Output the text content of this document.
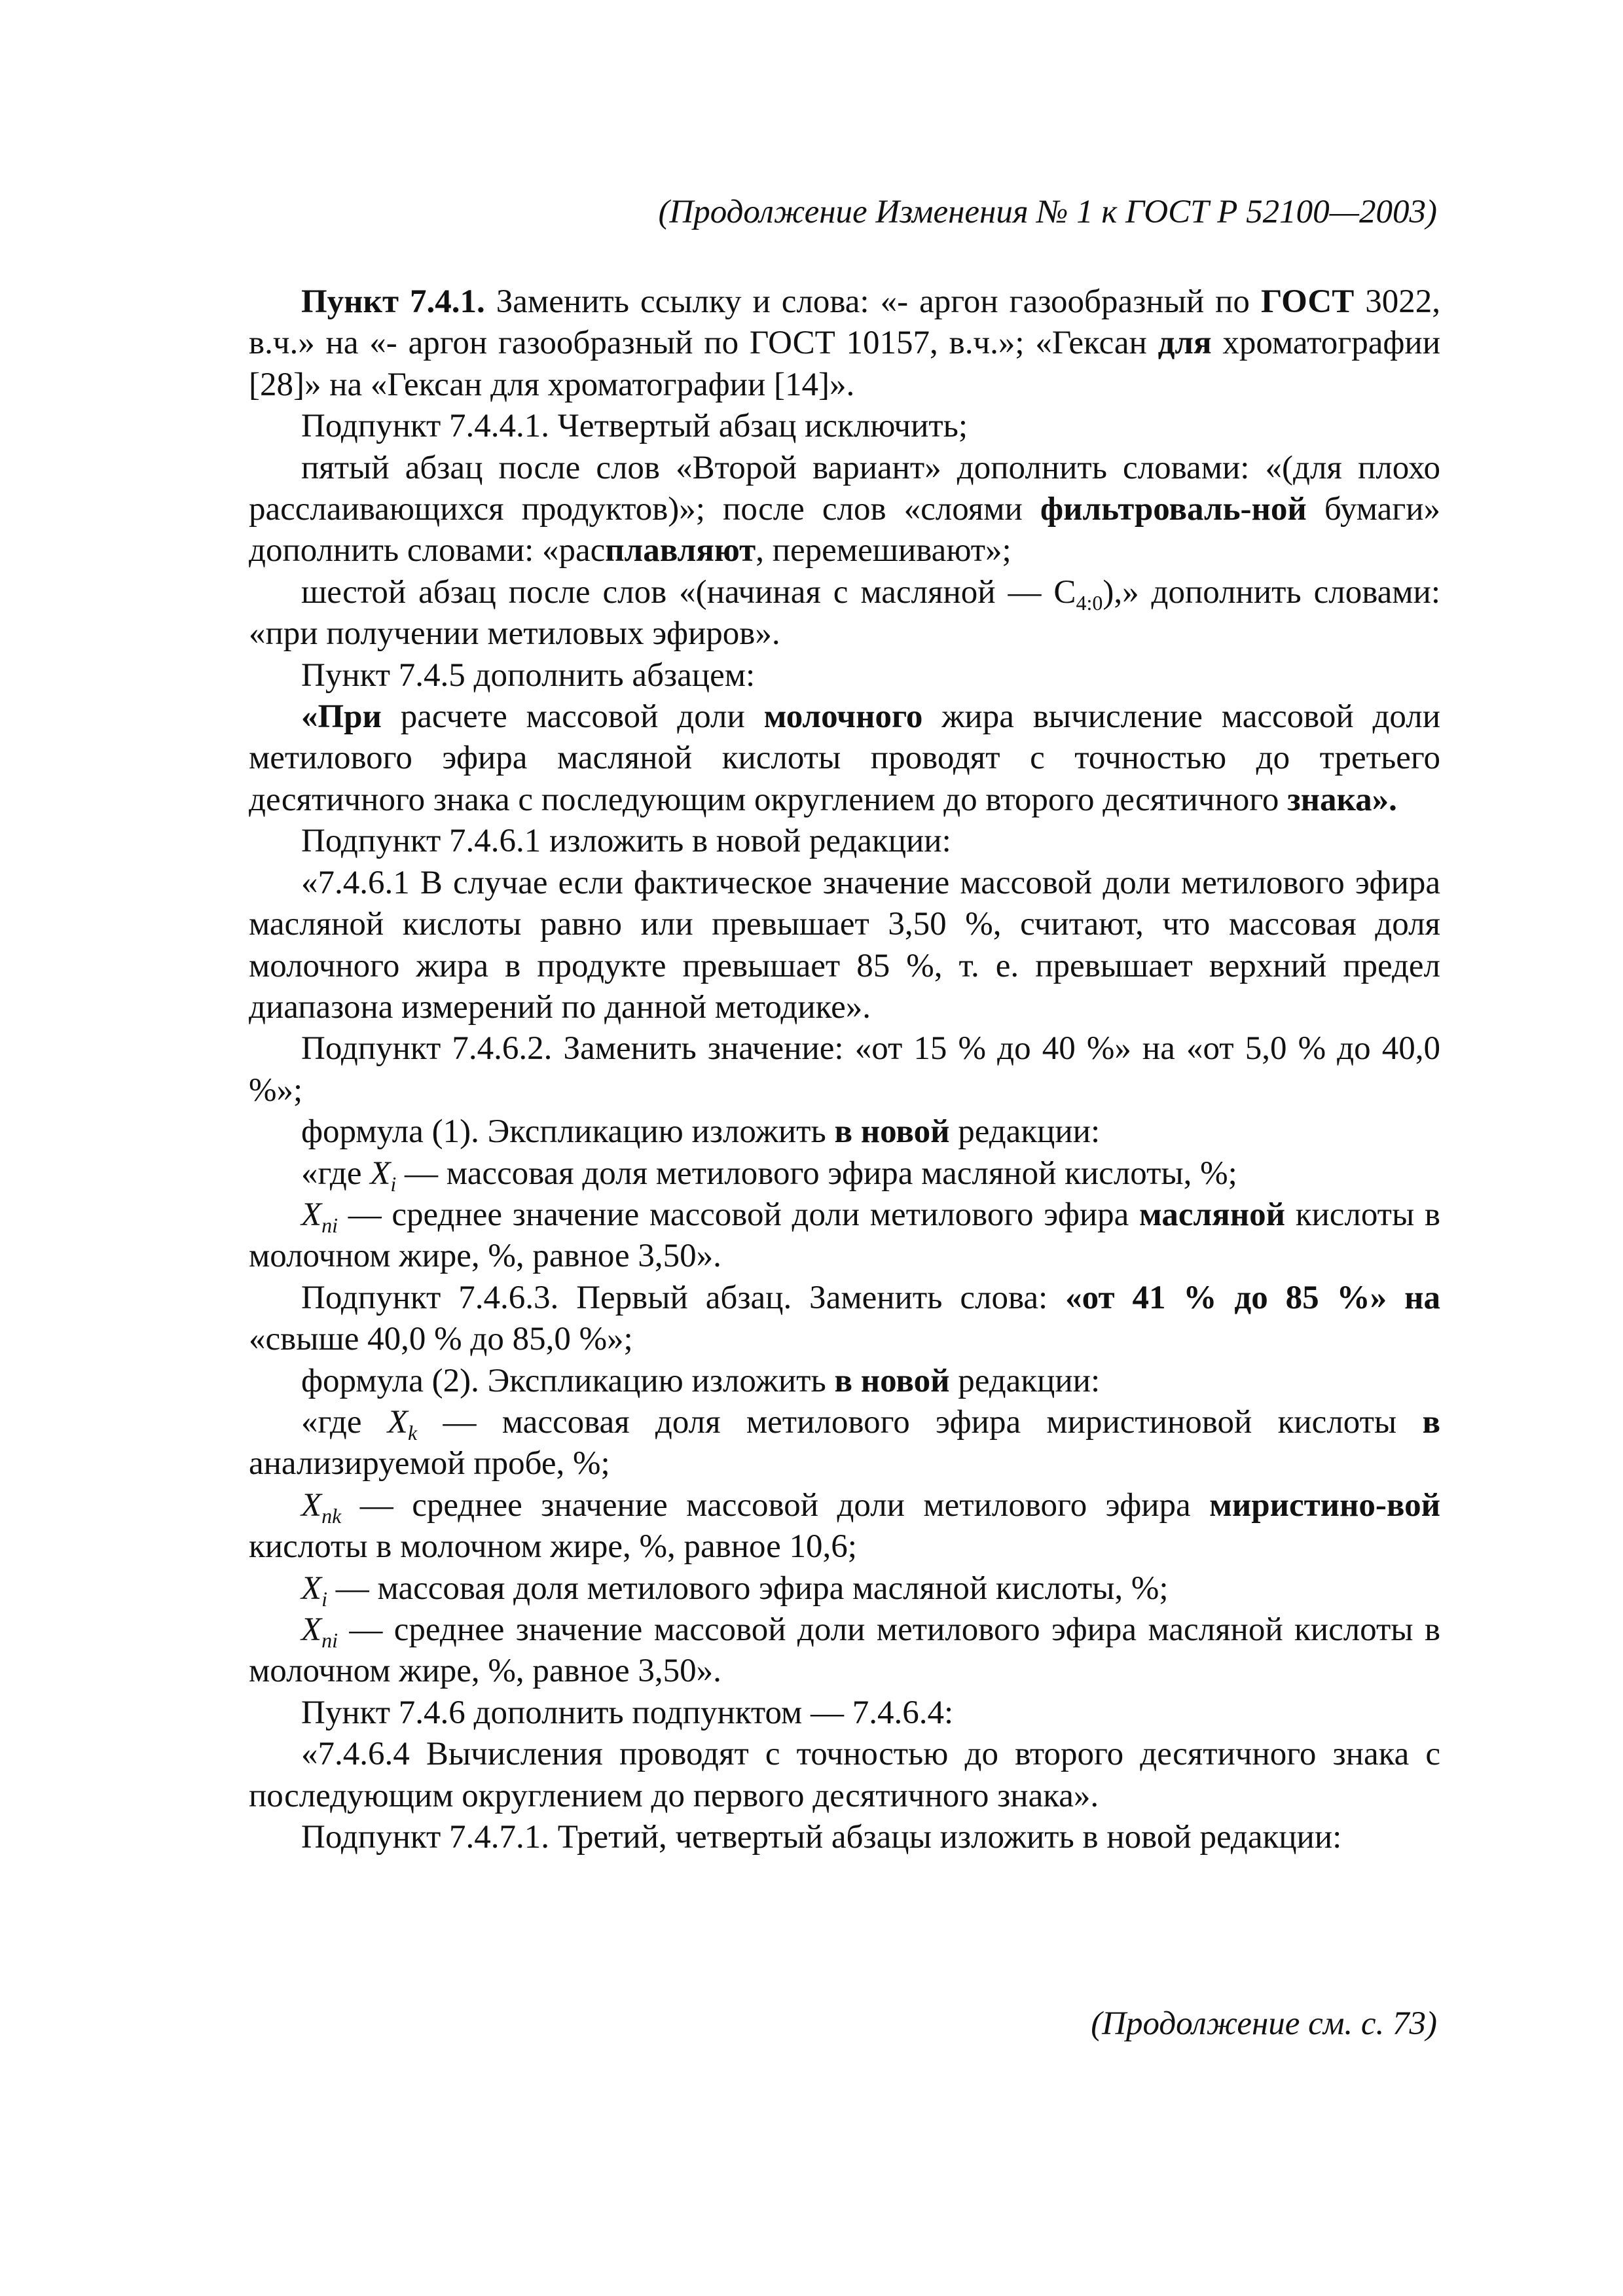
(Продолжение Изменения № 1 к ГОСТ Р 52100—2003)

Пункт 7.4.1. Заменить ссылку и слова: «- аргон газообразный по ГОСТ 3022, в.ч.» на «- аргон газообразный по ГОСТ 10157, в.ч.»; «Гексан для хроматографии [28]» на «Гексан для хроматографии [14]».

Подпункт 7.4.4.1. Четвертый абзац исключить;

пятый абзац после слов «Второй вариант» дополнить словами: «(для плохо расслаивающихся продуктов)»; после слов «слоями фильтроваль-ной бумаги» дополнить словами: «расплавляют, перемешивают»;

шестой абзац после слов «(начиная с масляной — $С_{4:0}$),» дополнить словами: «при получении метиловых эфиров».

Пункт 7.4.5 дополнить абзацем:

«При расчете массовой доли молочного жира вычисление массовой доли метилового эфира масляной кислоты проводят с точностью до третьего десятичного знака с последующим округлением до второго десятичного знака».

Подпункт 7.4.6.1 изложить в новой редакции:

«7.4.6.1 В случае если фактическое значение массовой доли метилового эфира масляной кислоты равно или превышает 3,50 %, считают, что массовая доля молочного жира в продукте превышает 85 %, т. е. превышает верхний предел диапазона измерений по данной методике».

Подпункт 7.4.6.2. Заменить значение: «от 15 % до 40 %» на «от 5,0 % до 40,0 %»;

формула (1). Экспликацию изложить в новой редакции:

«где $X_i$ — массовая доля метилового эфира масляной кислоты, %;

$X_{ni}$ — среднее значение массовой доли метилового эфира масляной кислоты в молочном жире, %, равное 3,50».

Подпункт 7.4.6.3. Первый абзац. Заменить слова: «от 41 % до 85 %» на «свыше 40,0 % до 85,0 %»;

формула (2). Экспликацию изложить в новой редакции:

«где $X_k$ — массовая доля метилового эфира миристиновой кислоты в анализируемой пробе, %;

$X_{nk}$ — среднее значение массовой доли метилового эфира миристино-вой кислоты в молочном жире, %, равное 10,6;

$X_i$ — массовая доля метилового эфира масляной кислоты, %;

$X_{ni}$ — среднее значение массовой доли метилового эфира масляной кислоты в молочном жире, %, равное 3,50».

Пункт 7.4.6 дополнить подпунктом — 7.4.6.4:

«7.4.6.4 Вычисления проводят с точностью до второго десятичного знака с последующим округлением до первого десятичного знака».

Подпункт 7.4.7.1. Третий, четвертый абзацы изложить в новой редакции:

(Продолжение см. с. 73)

* **Goal**:
Write the entries above out in full, exactly, with no images.

* **The reply**:
Output the text content of this document.
(Продолжение Изменения № 1 к ГОСТ Р 52100—2003)

Пункт 7.4.1. Заменить ссылку и слова: «- аргон газообразный по ГОСТ 3022, в.ч.» на «- аргон газообразный по ГОСТ 10157, в.ч.»; «Гексан для хроматографии [28]» на «Гексан для хроматографии [14]».

Подпункт 7.4.4.1. Четвертый абзац исключить;

пятый абзац после слов «Второй вариант» дополнить словами: «(для плохо расслаивающихся продуктов)»; после слов «слоями фильтроваль-ной бумаги» дополнить словами: «расплавляют, перемешивают»;

шестой абзац после слов «(начиная с масляной — $С_{4:0}$),» дополнить словами: «при получении метиловых эфиров».

Пункт 7.4.5 дополнить абзацем:

«При расчете массовой доли молочного жира вычисление массовой доли метилового эфира масляной кислоты проводят с точностью до третьего десятичного знака с последующим округлением до второго десятичного знака».

Подпункт 7.4.6.1 изложить в новой редакции:

«7.4.6.1 В случае если фактическое значение массовой доли метилового эфира масляной кислоты равно или превышает 3,50 %, считают, что массовая доля молочного жира в продукте превышает 85 %, т. е. превышает верхний предел диапазона измерений по данной методике».

Подпункт 7.4.6.2. Заменить значение: «от 15 % до 40 %» на «от 5,0 % до 40,0 %»;

формула (1). Экспликацию изложить в новой редакции:

«где $X_i$ — массовая доля метилового эфира масляной кислоты, %;

$X_{ni}$ — среднее значение массовой доли метилового эфира масляной кислоты в молочном жире, %, равное 3,50».

Подпункт 7.4.6.3. Первый абзац. Заменить слова: «от 41 % до 85 %» на «свыше 40,0 % до 85,0 %»;

формула (2). Экспликацию изложить в новой редакции:

«где $X_k$ — массовая доля метилового эфира миристиновой кислоты в анализируемой пробе, %;

$X_{nk}$ — среднее значение массовой доли метилового эфира миристино-вой кислоты в молочном жире, %, равное 10,6;

$X_i$ — массовая доля метилового эфира масляной кислоты, %;

$X_{ni}$ — среднее значение массовой доли метилового эфира масляной кислоты в молочном жире, %, равное 3,50».

Пункт 7.4.6 дополнить подпунктом — 7.4.6.4:

«7.4.6.4 Вычисления проводят с точностью до второго десятичного знака с последующим округлением до первого десятичного знака».

Подпункт 7.4.7.1. Третий, четвертый абзацы изложить в новой редакции:

(Продолжение см. с. 73)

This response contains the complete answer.